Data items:
▼▼▼

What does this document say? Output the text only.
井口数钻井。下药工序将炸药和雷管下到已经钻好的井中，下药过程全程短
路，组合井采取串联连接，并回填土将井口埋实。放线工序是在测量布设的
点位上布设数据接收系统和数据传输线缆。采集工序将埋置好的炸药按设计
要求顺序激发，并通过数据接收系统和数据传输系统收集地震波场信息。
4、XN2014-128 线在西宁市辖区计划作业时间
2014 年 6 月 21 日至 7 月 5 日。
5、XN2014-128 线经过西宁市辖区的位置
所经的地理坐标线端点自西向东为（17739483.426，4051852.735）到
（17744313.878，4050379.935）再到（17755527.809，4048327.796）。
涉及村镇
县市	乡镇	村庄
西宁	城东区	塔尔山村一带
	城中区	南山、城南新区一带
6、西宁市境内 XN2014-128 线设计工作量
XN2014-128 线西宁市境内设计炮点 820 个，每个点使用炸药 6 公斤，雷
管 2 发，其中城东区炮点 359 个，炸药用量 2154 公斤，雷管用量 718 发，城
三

▲▲▲
▼▼▼

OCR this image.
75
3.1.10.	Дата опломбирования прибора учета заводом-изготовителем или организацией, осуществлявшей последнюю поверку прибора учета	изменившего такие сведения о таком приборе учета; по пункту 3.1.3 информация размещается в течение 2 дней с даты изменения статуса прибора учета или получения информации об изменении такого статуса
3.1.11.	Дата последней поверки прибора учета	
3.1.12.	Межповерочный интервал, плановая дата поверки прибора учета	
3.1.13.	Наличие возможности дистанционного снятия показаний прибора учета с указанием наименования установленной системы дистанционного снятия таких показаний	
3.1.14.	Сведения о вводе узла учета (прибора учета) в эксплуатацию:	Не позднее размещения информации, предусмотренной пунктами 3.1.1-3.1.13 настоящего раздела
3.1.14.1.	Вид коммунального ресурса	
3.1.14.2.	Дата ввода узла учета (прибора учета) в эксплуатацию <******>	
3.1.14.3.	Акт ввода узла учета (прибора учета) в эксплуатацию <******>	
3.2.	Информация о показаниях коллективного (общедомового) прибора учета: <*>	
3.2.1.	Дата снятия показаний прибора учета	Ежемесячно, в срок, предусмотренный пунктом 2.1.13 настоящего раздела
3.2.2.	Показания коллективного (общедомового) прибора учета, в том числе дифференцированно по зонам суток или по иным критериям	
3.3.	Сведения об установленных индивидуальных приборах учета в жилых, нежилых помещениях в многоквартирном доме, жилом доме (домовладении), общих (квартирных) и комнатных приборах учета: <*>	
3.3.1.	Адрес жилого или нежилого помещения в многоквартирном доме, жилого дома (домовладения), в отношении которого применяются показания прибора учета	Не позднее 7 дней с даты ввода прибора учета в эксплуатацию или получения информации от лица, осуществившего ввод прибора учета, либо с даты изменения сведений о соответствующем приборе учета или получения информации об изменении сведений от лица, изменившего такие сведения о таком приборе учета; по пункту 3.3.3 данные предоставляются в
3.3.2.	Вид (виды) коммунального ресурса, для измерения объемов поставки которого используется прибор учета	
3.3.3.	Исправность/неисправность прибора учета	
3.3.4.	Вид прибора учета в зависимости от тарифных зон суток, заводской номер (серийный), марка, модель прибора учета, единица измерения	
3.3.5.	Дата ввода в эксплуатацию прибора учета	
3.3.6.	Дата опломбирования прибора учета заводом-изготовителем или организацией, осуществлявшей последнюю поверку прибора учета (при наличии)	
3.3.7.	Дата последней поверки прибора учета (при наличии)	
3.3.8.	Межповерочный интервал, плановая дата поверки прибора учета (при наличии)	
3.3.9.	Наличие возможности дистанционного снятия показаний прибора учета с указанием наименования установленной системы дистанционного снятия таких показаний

▲▲▲

Task prompt:
From the entries above, list each line with "изменении" in it.

Response to this exercise:
3.1.10.	Дата опломбирования прибора учета заводом-изготовителем или организацией, осуществлявшей последнюю поверку прибора учета	изменившего такие сведения о таком приборе учета; по пункту 3.1.3 информация размещается в течение 2 дней с даты изменения статуса прибора учета или получения информации об изменении такого статуса
3.3.1.	Адрес жилого или нежилого помещения в многоквартирном доме, жилого дома (домовладения), в отношении которого применяются показания прибора учета	Не позднее 7 дней с даты ввода прибора учета в эксплуатацию или получения информации от лица, осуществившего ввод прибора учета, либо с даты изменения сведений о соответствующем приборе учета или получения информации об изменении сведений от лица, изменившего такие сведения о таком приборе учета; по пункту 3.3.3 данные предоставляются в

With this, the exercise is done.